To be done -
Your task is to copy every line of this material exactly.

[Dataset records]
━━━━━━━━

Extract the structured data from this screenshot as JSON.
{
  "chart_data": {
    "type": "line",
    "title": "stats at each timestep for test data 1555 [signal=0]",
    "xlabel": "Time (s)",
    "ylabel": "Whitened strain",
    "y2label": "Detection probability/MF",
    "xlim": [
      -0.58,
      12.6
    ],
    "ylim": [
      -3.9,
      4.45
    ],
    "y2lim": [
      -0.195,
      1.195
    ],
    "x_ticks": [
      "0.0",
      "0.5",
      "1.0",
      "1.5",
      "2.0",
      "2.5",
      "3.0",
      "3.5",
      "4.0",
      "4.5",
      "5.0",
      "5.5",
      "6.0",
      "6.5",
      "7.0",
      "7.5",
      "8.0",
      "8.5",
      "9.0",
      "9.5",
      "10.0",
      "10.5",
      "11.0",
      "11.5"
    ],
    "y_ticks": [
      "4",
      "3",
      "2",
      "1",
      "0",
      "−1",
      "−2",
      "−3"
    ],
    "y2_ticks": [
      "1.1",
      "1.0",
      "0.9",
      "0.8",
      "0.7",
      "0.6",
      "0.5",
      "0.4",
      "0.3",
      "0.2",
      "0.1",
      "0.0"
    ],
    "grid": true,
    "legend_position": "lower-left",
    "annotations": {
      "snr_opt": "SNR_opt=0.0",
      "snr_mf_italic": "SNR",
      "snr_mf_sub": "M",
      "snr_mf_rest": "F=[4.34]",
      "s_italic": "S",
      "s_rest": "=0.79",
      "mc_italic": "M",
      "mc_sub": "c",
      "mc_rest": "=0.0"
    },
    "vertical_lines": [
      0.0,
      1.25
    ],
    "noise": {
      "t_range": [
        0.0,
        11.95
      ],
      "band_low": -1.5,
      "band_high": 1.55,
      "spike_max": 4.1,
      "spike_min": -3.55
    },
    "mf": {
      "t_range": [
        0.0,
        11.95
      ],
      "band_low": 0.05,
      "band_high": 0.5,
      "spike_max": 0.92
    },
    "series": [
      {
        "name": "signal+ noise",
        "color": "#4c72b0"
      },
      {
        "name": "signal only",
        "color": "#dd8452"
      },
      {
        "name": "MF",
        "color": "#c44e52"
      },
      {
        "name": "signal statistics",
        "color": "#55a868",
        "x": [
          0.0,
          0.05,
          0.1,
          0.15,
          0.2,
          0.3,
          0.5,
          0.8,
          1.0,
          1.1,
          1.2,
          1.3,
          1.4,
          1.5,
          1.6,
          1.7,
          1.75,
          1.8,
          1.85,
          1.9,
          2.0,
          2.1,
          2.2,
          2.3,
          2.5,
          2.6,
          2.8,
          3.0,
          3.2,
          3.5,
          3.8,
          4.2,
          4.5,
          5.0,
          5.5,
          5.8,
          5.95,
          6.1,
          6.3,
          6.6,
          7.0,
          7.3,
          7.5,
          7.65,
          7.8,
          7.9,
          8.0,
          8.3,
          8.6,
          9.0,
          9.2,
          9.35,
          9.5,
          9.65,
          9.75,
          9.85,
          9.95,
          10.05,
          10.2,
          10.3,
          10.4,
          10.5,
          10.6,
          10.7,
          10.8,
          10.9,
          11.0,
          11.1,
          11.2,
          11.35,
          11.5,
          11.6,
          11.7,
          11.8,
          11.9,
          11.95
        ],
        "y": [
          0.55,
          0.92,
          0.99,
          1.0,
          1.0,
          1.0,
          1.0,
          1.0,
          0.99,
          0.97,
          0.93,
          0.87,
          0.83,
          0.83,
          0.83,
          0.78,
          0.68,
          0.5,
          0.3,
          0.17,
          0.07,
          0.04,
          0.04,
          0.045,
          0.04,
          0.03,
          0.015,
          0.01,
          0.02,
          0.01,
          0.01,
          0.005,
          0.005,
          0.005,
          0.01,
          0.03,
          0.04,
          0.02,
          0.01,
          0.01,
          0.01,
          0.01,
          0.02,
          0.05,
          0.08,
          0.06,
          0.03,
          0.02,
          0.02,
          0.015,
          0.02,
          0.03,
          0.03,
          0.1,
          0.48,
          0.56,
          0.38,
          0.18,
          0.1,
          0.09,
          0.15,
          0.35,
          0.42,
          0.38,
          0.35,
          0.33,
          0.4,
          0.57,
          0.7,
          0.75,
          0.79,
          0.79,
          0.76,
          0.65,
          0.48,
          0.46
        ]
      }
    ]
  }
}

━━━━━━━━

Solution -
Extract the structured data from this screenshot as JSON.
{
  "chart_data": {
    "type": "line",
    "title": "stats at each timestep for test data 1555 [signal=0]",
    "xlabel": "Time (s)",
    "ylabel": "Whitened strain",
    "y2label": "Detection probability/MF",
    "xlim": [
      -0.58,
      12.6
    ],
    "ylim": [
      -3.9,
      4.45
    ],
    "y2lim": [
      -0.195,
      1.195
    ],
    "x_ticks": [
      "0.0",
      "0.5",
      "1.0",
      "1.5",
      "2.0",
      "2.5",
      "3.0",
      "3.5",
      "4.0",
      "4.5",
      "5.0",
      "5.5",
      "6.0",
      "6.5",
      "7.0",
      "7.5",
      "8.0",
      "8.5",
      "9.0",
      "9.5",
      "10.0",
      "10.5",
      "11.0",
      "11.5"
    ],
    "y_ticks": [
      "4",
      "3",
      "2",
      "1",
      "0",
      "−1",
      "−2",
      "−3"
    ],
    "y2_ticks": [
      "1.1",
      "1.0",
      "0.9",
      "0.8",
      "0.7",
      "0.6",
      "0.5",
      "0.4",
      "0.3",
      "0.2",
      "0.1",
      "0.0"
    ],
    "grid": true,
    "legend_position": "lower-left",
    "annotations": {
      "snr_opt": "SNR_opt=0.0",
      "snr_mf_italic": "SNR",
      "snr_mf_sub": "M",
      "snr_mf_rest": "F=[4.34]",
      "s_italic": "S",
      "s_rest": "=0.79",
      "mc_italic": "M",
      "mc_sub": "c",
      "mc_rest": "=0.0"
    },
    "vertical_lines": [
      0.0,
      1.25
    ],
    "noise": {
      "t_range": [
        0.0,
        11.95
      ],
      "band_low": -1.5,
      "band_high": 1.55,
      "spike_max": 4.1,
      "spike_min": -3.55
    },
    "mf": {
      "t_range": [
        0.0,
        11.95
      ],
      "band_low": 0.05,
      "band_high": 0.5,
      "spike_max": 0.92
    },
    "series": [
      {
        "name": "signal+ noise",
        "color": "#4c72b0"
      },
      {
        "name": "signal only",
        "color": "#dd8452"
      },
      {
        "name": "MF",
        "color": "#c44e52"
      },
      {
        "name": "signal statistics",
        "color": "#55a868",
        "x": [
          0.0,
          0.05,
          0.1,
          0.15,
          0.2,
          0.3,
          0.5,
          0.8,
          1.0,
          1.1,
          1.2,
          1.3,
          1.4,
          1.5,
          1.6,
          1.7,
          1.75,
          1.8,
          1.85,
          1.9,
          2.0,
          2.1,
          2.2,
          2.3,
          2.5,
          2.6,
          2.8,
          3.0,
          3.2,
          3.5,
          3.8,
          4.2,
          4.5,
          5.0,
          5.5,
          5.8,
          5.95,
          6.1,
          6.3,
          6.6,
          7.0,
          7.3,
          7.5,
          7.65,
          7.8,
          7.9,
          8.0,
          8.3,
          8.6,
          9.0,
          9.2,
          9.35,
          9.5,
          9.65,
          9.75,
          9.85,
          9.95,
          10.05,
          10.2,
          10.3,
          10.4,
          10.5,
          10.6,
          10.7,
          10.8,
          10.9,
          11.0,
          11.1,
          11.2,
          11.35,
          11.5,
          11.6,
          11.7,
          11.8,
          11.9,
          11.95
        ],
        "y": [
          0.55,
          0.92,
          0.99,
          1.0,
          1.0,
          1.0,
          1.0,
          1.0,
          0.99,
          0.97,
          0.93,
          0.87,
          0.83,
          0.83,
          0.83,
          0.78,
          0.68,
          0.5,
          0.3,
          0.17,
          0.07,
          0.04,
          0.04,
          0.045,
          0.04,
          0.03,
          0.015,
          0.01,
          0.02,
          0.01,
          0.01,
          0.005,
          0.005,
          0.005,
          0.01,
          0.03,
          0.04,
          0.02,
          0.01,
          0.01,
          0.01,
          0.01,
          0.02,
          0.05,
          0.08,
          0.06,
          0.03,
          0.02,
          0.02,
          0.015,
          0.02,
          0.03,
          0.03,
          0.1,
          0.48,
          0.56,
          0.38,
          0.18,
          0.1,
          0.09,
          0.15,
          0.35,
          0.42,
          0.38,
          0.35,
          0.33,
          0.4,
          0.57,
          0.7,
          0.75,
          0.79,
          0.79,
          0.76,
          0.65,
          0.48,
          0.46
        ]
      }
    ]
  }
}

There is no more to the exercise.